Requirements – Quote, word for word, every line starting at the line that contains "Convert this screenshot" and ending with the last line of the records; include both of these lines and no others.

— start The data —

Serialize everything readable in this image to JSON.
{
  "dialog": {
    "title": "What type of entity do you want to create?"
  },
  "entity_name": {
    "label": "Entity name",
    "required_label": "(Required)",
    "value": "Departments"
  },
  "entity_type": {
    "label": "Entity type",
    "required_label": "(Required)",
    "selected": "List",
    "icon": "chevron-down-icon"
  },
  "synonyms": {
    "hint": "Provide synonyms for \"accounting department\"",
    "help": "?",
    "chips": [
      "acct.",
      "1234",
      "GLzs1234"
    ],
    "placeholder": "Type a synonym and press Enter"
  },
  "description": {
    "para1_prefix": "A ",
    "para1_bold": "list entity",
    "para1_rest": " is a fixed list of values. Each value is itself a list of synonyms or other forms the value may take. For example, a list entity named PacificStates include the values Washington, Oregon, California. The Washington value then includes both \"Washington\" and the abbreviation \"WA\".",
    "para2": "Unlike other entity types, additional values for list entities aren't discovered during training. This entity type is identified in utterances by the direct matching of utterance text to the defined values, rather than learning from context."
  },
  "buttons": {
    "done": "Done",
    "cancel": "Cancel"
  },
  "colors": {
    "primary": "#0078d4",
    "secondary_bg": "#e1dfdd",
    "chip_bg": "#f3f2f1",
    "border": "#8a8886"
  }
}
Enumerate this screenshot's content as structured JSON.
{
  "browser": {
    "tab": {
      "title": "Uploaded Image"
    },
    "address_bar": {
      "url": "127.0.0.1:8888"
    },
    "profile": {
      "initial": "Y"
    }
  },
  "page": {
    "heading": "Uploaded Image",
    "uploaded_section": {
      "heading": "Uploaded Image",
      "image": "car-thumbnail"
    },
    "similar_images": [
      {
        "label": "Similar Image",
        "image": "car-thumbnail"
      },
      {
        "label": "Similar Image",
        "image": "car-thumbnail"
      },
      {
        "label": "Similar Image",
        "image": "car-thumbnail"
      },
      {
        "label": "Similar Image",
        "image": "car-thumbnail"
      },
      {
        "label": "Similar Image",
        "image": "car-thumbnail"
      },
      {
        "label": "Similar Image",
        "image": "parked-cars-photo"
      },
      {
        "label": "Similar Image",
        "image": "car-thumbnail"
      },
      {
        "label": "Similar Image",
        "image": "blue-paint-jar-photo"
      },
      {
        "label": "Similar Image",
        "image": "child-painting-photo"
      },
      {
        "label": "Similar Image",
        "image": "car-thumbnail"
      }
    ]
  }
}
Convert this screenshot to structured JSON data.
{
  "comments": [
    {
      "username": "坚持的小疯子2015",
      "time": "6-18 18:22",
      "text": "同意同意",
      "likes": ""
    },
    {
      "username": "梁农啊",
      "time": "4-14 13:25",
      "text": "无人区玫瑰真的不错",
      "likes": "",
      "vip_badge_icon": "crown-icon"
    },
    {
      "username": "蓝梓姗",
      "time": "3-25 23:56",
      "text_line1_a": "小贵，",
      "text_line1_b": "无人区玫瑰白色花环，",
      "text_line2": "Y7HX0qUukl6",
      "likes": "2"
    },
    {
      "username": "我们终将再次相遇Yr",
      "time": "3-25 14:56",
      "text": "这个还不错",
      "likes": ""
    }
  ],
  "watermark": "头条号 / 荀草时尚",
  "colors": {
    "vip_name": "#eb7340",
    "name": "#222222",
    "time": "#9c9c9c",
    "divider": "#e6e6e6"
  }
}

— end The data —

Answer to the task –
Convert this screenshot to structured JSON data.
{
  "comments": [
    {
      "username": "坚持的小疯子2015",
      "time": "6-18 18:22",
      "text": "同意同意",
      "likes": ""
    },
    {
      "username": "梁农啊",
      "time": "4-14 13:25",
      "text": "无人区玫瑰真的不错",
      "likes": "",
      "vip_badge_icon": "crown-icon"
    },
    {
      "username": "蓝梓姗",
      "time": "3-25 23:56",
      "text_line1_a": "小贵，",
      "text_line1_b": "无人区玫瑰白色花环，",
      "text_line2": "Y7HX0qUukl6",
      "likes": "2"
    },
    {
      "username": "我们终将再次相遇Yr",
      "time": "3-25 14:56",
      "text": "这个还不错",
      "likes": ""
    }
  ],
  "watermark": "头条号 / 荀草时尚",
  "colors": {
    "vip_name": "#eb7340",
    "name": "#222222",
    "time": "#9c9c9c",
    "divider": "#e6e6e6"
  }
}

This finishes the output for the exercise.